[START OF Data for this exercise]

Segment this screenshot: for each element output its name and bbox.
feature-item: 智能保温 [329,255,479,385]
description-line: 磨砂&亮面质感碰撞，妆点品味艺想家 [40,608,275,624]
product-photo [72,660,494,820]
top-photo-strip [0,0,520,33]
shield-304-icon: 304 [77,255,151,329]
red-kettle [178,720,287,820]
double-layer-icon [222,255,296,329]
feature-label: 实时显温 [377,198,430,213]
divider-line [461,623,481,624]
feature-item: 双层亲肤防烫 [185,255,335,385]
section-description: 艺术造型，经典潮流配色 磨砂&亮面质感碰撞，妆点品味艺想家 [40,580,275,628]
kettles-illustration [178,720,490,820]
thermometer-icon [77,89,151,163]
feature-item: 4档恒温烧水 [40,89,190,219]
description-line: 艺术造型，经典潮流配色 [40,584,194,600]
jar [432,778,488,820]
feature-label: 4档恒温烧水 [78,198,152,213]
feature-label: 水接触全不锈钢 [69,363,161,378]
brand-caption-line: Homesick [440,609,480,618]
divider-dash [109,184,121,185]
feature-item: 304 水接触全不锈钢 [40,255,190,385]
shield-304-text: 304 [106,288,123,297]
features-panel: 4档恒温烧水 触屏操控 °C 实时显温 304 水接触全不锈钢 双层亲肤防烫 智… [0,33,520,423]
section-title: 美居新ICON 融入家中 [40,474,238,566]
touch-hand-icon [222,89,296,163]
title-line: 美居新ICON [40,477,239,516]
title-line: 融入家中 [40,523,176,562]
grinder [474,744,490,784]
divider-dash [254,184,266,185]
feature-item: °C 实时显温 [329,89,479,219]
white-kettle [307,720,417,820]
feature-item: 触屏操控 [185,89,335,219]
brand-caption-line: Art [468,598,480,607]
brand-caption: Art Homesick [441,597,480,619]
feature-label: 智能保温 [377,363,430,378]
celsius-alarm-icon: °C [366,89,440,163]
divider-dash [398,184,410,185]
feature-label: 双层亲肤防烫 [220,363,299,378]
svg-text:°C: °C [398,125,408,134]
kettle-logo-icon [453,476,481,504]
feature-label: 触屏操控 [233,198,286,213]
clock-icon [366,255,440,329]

[END OF Data for this exercise]

Task description - Can you copy the listing word for word, from its first line up to and including the line with "feature-label: 实时显温 [377,198,430,213]"?

The reply -
Segment this screenshot: for each element output its name and bbox.
feature-item: 智能保温 [329,255,479,385]
description-line: 磨砂&亮面质感碰撞，妆点品味艺想家 [40,608,275,624]
product-photo [72,660,494,820]
top-photo-strip [0,0,520,33]
shield-304-icon: 304 [77,255,151,329]
red-kettle [178,720,287,820]
double-layer-icon [222,255,296,329]
feature-label: 实时显温 [377,198,430,213]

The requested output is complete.